---- THE INPUT

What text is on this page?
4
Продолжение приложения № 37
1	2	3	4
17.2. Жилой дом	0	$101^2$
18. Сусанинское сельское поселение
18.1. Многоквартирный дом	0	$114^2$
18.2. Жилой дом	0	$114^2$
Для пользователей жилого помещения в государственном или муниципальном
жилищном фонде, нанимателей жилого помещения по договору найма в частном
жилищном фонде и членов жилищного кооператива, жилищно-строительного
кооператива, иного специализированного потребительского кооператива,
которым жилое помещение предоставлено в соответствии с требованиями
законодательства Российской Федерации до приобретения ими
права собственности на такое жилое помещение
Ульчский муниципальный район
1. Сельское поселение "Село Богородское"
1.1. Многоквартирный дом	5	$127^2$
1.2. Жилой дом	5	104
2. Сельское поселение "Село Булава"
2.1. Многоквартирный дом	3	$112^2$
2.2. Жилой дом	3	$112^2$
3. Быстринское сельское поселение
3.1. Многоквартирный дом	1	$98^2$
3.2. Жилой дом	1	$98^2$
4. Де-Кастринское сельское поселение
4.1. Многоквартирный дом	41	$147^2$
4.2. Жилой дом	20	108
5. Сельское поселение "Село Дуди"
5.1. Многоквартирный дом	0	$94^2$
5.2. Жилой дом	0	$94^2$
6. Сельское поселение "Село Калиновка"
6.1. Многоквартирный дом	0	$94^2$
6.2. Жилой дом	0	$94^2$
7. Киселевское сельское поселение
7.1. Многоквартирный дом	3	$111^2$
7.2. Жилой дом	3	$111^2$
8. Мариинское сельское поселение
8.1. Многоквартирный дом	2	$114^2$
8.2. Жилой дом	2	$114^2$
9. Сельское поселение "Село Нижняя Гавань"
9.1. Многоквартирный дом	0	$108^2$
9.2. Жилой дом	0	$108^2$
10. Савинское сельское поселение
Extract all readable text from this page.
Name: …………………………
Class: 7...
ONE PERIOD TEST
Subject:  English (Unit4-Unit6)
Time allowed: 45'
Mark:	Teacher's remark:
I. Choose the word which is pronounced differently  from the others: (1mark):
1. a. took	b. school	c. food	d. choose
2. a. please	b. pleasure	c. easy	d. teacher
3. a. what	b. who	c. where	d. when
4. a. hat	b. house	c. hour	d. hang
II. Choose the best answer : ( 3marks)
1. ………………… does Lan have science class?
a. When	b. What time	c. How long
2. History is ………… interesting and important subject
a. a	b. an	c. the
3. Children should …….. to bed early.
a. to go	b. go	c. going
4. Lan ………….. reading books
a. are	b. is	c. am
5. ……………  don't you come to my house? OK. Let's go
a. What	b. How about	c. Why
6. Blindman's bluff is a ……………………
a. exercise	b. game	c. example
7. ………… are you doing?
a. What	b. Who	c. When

--------

## SHORT TASK:
Only the number is wanted: count the lines of the records that hold the word "жилое".

## OUTPUT BELOW:
2